GIVEN TASK:
Reproduce the records verbatim, beginning with the line that contains "window-title: Create Executable" and continuing through the end of the records.

========================================

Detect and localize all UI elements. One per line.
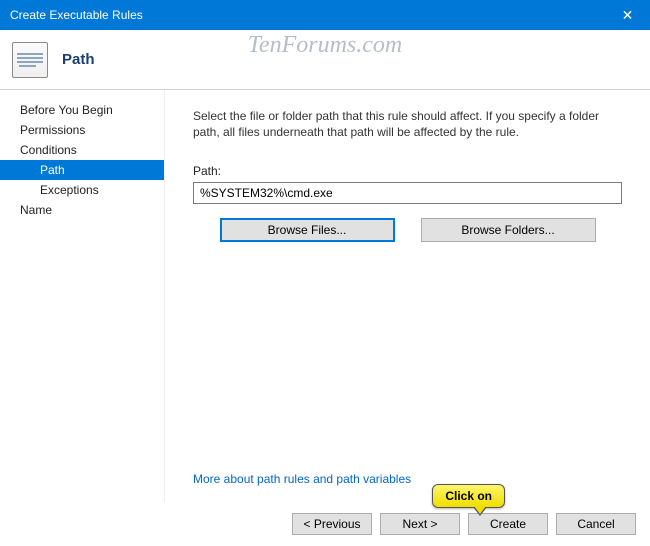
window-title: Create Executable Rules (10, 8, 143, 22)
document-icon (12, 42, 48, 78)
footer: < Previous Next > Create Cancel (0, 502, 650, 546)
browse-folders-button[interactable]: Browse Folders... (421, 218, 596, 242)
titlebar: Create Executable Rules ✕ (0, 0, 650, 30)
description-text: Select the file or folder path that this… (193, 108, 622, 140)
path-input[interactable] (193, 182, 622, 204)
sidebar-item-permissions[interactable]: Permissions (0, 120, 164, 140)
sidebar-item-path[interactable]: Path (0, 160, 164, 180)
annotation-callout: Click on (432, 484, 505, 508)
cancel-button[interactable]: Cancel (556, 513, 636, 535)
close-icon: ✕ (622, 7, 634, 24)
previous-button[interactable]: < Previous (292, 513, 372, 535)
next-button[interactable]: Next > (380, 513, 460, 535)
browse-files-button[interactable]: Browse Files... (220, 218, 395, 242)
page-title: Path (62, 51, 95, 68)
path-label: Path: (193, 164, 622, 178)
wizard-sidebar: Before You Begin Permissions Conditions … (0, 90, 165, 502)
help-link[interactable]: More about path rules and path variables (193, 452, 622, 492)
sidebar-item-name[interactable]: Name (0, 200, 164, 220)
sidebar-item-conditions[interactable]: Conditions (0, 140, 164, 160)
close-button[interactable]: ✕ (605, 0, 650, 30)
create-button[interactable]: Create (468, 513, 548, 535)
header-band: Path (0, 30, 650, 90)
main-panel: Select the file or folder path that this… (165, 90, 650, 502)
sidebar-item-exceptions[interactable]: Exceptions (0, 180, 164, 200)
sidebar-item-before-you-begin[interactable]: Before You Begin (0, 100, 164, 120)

========================================

RESPONSE:
window-title: Create Executable Rules (10, 8, 143, 22)
document-icon (12, 42, 48, 78)
footer: < Previous Next > Create Cancel (0, 502, 650, 546)
browse-folders-button[interactable]: Browse Folders... (421, 218, 596, 242)
titlebar: Create Executable Rules ✕ (0, 0, 650, 30)
description-text: Select the file or folder path that this… (193, 108, 622, 140)
path-input[interactable] (193, 182, 622, 204)
sidebar-item-permissions[interactable]: Permissions (0, 120, 164, 140)
sidebar-item-path[interactable]: Path (0, 160, 164, 180)
annotation-callout: Click on (432, 484, 505, 508)
cancel-button[interactable]: Cancel (556, 513, 636, 535)
close-icon: ✕ (622, 7, 634, 24)
previous-button[interactable]: < Previous (292, 513, 372, 535)
next-button[interactable]: Next > (380, 513, 460, 535)
browse-files-button[interactable]: Browse Files... (220, 218, 395, 242)
page-title: Path (62, 51, 95, 68)
path-label: Path: (193, 164, 622, 178)
wizard-sidebar: Before You Begin Permissions Conditions … (0, 90, 165, 502)
help-link[interactable]: More about path rules and path variables (193, 452, 622, 492)
sidebar-item-name[interactable]: Name (0, 200, 164, 220)
sidebar-item-conditions[interactable]: Conditions (0, 140, 164, 160)
close-button[interactable]: ✕ (605, 0, 650, 30)
create-button[interactable]: Create (468, 513, 548, 535)
header-band: Path (0, 30, 650, 90)
main-panel: Select the file or folder path that this… (165, 90, 650, 502)
sidebar-item-exceptions[interactable]: Exceptions (0, 180, 164, 200)
sidebar-item-before-you-begin[interactable]: Before You Begin (0, 100, 164, 120)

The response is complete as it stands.